• Problem to solve: Keep only the lines of the data below that contain "преподавании", and copy them.
..............................
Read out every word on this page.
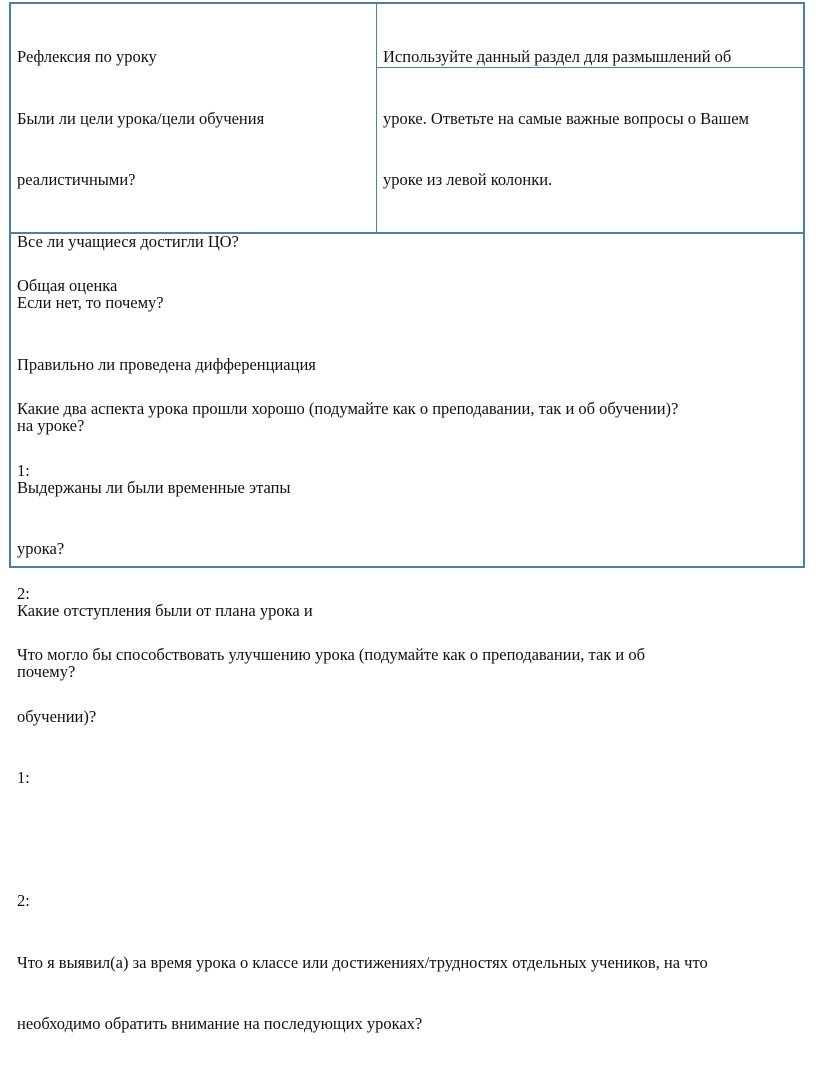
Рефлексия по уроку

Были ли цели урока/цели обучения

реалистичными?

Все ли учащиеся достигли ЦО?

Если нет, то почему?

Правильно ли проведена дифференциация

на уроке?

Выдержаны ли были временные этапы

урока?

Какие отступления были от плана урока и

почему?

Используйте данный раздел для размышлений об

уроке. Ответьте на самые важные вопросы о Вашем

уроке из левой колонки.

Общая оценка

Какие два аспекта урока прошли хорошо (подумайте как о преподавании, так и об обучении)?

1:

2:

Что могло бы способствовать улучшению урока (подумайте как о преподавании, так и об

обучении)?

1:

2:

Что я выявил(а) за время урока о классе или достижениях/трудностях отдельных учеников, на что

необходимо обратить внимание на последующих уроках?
..............................
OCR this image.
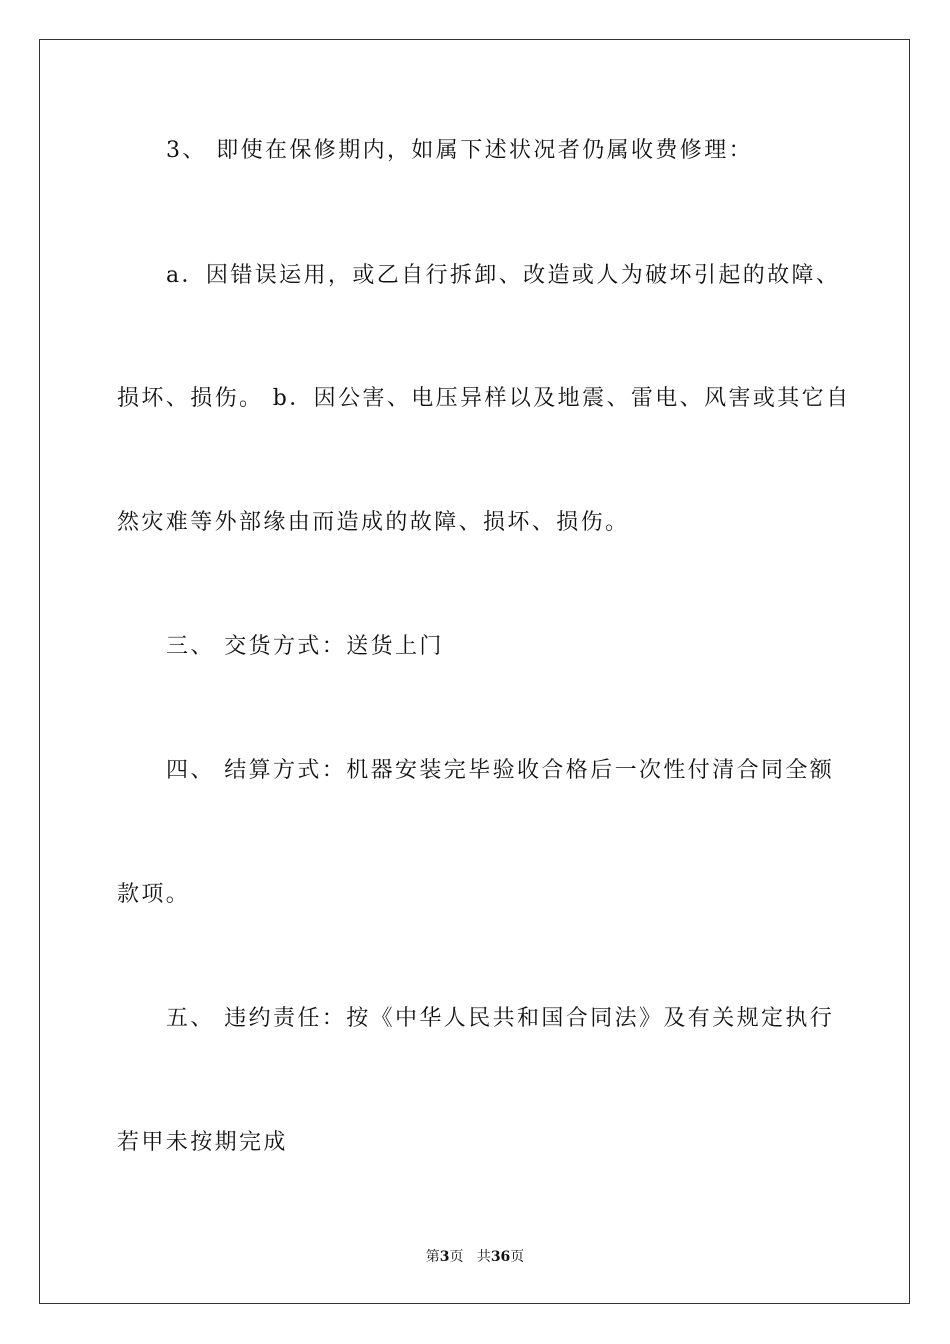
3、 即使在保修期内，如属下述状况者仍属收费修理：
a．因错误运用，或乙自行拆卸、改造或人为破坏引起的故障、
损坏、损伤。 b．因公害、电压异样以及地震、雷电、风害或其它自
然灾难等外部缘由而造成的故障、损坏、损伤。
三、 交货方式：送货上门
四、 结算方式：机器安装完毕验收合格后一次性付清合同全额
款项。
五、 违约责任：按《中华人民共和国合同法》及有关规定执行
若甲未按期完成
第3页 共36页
..............................
• Output of the exercise:
Какие два аспекта урока прошли хорошо (подумайте как о преподавании, так и об обучении)?
Что могло бы способствовать улучшению урока (подумайте как о преподавании, так и об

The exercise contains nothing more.